§ **Texto fuente**:
━━━━━━━━━━━━━━━━

La señora Carrió será estudiada en el futuro como la gran forjadora de mitos de purificación, de leyendas de redención, de las que ella misma se ríe con calculadas carcajadas reflejadas en su rostro en constante mutación especular. Un modelo de insensibilidad que simula sensibilidad, un rictus de desprendimiento que oculta las más sibilinas maniobras. Llegamos así a un punto culminante. De todo lo que se le acusa al kirchnerismo –el encubrimiento generalizado de la verdad– es de lo mismo que hay que observar multiplicado en el gobierno actual. El país tiene una misma palabra en su verso y su reverso. Pero ocurre que hay una incapacidad asombrosa para quedar paralizado ante este sistema de espectacularidades, esta maquinaria coactiva, esta antropología judicial de calcinamiento de personas. “Espectáculo” es vocablo esencial en la lengua de Durán Barba. La víscera más sensible del hombre es un bolsillo donde suenan no tanto las monedas sino las imágenes. Toda víscera, hoy, padece de un estado onírico. Pues los pueblos son concretos en la historia y oníricos en el momento en que por raras razones, la historia parece que establece un suspenso, se detiene a sí misma.

━━━━━━━━━━━━━━━━

Datos de reconocimiento de la estructura de documentos:

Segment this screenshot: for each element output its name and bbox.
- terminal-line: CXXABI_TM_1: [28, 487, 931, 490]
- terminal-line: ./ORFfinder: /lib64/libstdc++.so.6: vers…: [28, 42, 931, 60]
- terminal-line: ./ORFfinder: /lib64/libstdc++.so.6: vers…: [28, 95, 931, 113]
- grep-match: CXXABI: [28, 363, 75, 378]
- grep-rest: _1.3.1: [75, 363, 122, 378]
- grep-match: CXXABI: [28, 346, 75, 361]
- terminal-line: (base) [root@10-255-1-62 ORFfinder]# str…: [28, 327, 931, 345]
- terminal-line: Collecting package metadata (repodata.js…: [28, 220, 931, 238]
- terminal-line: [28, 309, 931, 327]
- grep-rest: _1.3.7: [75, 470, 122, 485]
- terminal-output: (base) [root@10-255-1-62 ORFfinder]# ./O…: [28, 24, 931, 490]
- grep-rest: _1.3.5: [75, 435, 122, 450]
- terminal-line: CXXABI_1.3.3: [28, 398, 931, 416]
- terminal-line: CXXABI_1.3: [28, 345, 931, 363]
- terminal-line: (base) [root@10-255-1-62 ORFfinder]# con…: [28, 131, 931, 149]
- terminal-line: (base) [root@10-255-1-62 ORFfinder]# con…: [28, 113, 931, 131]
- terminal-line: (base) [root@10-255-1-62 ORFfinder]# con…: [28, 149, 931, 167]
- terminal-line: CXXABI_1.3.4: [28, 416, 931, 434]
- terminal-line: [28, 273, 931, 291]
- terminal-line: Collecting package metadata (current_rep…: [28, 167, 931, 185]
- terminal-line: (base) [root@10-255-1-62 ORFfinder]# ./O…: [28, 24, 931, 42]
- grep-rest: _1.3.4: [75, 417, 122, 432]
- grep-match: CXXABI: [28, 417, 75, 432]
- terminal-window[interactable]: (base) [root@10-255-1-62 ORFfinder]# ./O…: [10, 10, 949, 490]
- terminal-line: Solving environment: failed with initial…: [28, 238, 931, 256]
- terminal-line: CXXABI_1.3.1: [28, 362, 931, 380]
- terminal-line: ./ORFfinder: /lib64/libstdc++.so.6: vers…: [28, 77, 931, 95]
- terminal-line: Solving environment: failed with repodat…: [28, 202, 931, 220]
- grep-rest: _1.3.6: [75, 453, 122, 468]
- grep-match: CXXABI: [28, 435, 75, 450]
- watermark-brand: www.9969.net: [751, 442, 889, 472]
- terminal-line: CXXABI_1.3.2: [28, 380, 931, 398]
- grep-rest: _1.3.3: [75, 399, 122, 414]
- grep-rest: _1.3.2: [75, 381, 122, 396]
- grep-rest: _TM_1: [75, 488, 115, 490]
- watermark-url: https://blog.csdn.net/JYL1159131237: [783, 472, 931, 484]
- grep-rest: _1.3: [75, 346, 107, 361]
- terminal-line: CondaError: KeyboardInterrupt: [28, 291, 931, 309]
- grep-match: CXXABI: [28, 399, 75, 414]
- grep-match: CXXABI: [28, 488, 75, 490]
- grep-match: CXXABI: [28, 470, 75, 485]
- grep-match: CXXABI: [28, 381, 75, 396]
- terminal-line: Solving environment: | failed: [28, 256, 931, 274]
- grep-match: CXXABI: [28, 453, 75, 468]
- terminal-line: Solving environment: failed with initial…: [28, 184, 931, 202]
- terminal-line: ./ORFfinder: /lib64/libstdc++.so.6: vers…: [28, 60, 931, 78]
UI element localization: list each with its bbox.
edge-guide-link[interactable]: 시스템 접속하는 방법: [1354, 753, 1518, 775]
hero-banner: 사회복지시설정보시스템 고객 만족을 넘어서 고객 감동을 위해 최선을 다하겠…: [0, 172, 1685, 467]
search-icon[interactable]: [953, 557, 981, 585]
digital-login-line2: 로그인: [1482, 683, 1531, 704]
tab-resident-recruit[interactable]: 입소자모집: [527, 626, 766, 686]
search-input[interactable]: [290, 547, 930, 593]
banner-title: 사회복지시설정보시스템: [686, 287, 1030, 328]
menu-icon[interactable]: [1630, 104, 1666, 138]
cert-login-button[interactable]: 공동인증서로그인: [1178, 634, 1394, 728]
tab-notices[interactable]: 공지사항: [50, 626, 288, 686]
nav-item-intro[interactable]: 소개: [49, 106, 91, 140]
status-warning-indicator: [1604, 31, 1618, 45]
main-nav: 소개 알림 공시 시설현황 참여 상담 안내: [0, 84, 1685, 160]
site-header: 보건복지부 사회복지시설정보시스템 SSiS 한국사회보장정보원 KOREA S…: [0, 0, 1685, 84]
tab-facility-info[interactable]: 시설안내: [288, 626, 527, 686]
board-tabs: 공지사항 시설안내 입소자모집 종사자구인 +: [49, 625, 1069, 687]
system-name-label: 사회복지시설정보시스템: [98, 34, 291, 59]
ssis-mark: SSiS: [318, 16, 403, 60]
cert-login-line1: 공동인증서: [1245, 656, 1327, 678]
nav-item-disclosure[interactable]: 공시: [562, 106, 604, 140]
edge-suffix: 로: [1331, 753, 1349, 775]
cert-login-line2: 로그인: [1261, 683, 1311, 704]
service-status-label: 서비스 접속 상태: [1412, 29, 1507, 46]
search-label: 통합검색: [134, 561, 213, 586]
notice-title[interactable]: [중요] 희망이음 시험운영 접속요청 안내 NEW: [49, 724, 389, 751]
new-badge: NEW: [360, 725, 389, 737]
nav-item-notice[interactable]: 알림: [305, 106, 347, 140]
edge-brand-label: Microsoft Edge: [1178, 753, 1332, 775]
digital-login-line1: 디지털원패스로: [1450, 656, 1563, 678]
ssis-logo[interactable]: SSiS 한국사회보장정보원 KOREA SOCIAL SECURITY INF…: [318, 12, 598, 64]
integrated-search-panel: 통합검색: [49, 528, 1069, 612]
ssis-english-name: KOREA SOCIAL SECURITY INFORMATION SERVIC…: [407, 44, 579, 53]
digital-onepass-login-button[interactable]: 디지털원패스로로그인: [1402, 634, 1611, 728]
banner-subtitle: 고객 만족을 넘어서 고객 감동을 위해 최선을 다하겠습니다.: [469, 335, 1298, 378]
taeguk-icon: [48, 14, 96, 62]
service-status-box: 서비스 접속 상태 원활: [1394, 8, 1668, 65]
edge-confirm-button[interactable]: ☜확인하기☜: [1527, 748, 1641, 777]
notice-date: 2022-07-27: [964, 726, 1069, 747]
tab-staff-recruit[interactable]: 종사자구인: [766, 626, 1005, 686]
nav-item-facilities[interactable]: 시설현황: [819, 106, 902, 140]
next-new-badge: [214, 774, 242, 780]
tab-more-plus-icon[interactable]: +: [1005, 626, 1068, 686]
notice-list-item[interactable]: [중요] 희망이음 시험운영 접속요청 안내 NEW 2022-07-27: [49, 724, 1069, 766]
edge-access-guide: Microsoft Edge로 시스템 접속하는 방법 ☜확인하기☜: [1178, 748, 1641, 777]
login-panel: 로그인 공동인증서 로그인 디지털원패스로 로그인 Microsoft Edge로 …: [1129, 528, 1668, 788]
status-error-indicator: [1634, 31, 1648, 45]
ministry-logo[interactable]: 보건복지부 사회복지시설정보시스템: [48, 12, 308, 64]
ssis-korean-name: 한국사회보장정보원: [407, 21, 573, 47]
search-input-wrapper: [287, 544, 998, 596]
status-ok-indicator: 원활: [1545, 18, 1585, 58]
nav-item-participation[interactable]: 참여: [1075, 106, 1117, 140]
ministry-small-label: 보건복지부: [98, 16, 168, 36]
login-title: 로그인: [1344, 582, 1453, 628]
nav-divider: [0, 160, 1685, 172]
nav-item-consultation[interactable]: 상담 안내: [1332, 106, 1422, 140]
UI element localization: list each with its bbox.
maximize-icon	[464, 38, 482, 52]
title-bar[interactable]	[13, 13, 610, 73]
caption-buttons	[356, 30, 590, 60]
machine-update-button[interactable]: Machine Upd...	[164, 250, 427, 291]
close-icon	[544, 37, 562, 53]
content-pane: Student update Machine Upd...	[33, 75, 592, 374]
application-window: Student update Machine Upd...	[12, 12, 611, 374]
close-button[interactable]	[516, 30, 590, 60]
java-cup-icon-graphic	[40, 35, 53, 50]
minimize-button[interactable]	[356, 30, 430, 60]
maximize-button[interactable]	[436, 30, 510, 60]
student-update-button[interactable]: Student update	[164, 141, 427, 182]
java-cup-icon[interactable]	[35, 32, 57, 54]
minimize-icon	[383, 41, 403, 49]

━━━━━━━━━━━━━━━━

§ **Consigna**: En el fragmento sobre la señora Carrió, ¿qué vocablo se señala como esencial en la lengua de Durán Barba?

§ **Resultado**: “Espectáculo”.